Short task: Sift the material for lines containing "this", and return them.

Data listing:
## Begin
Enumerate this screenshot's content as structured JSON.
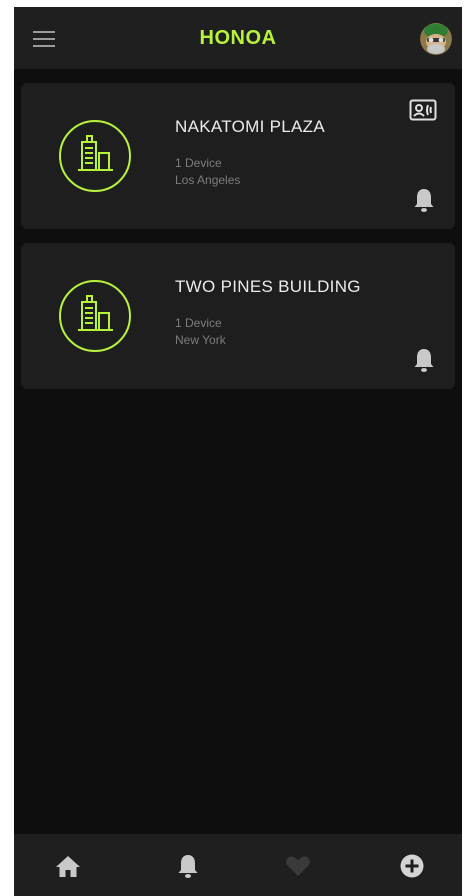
{
  "app": {
    "title": "HONOA"
  },
  "colors": {
    "accent": "#b8f23a",
    "background": "#0e0e0e",
    "surface": "#1e1e1e",
    "bar": "#1f1f1f",
    "text_primary": "#ececec",
    "text_secondary": "#7d7d7d",
    "icon": "#c9c9c9"
  },
  "header": {
    "menu_icon": "hamburger-menu-icon",
    "avatar_icon": "user-avatar"
  },
  "buildings": [
    {
      "name": "NAKATOMI PLAZA",
      "devices": "1 Device",
      "city": "Los Angeles",
      "icon": "building-icon",
      "has_contact_badge": true
    },
    {
      "name": "TWO PINES BUILDING",
      "devices": "1 Device",
      "city": "New York",
      "icon": "building-icon",
      "has_contact_badge": false
    }
  ],
  "bottom_nav": [
    {
      "icon": "home-icon"
    },
    {
      "icon": "bell-icon"
    },
    {
      "icon": "heart-icon"
    },
    {
      "icon": "add-circle-icon"
    }
  ]
}
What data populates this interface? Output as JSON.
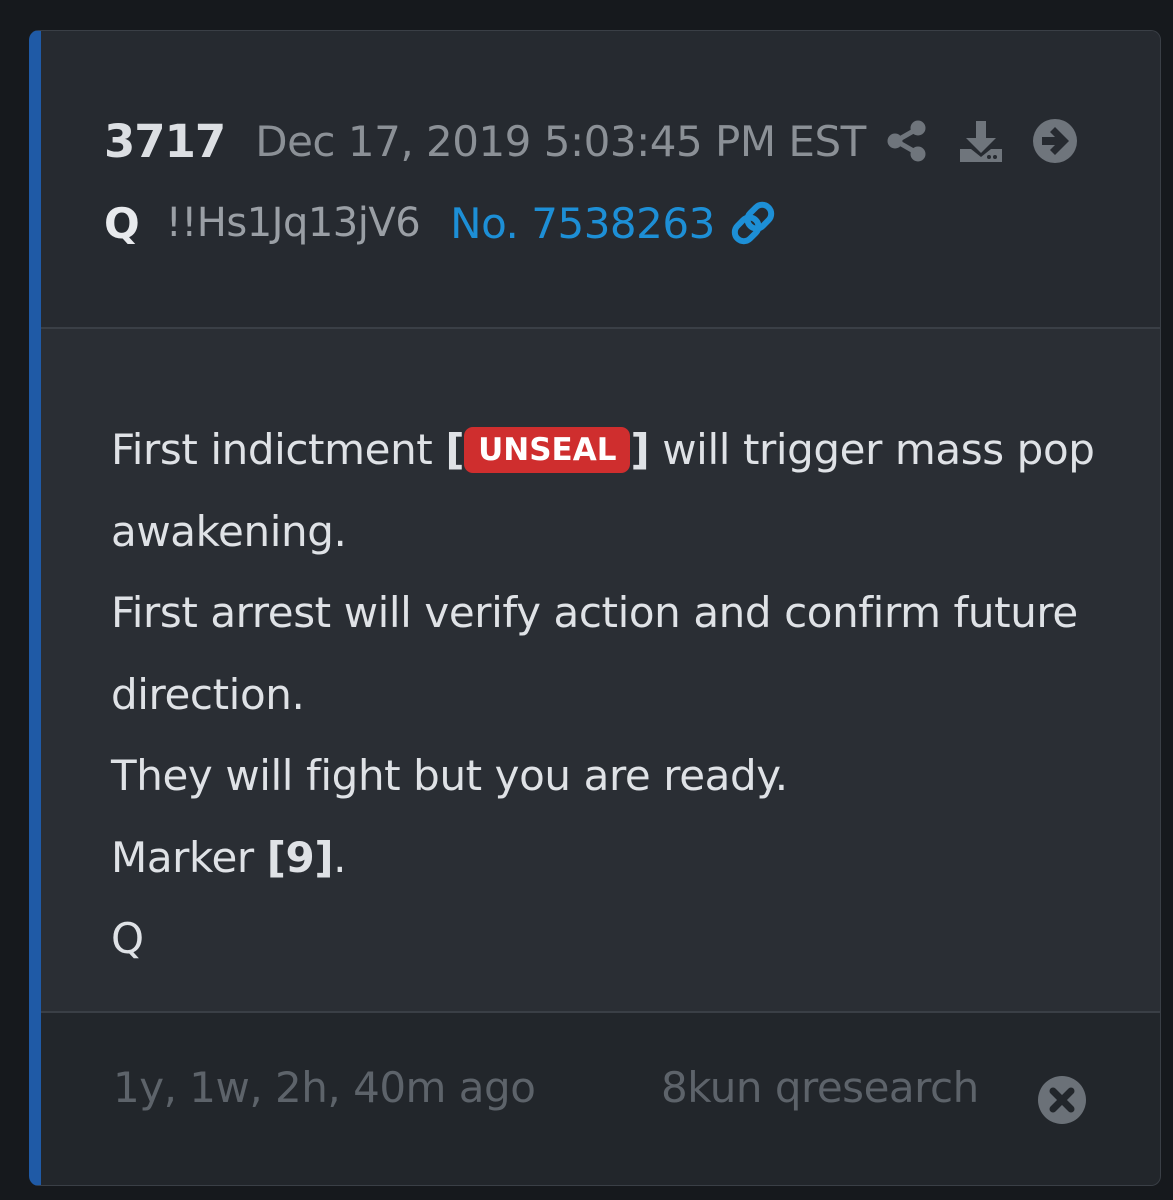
## End
Reply:
Enumerate this screenshot's content as structured JSON.
What data populates this interface? Output as JSON.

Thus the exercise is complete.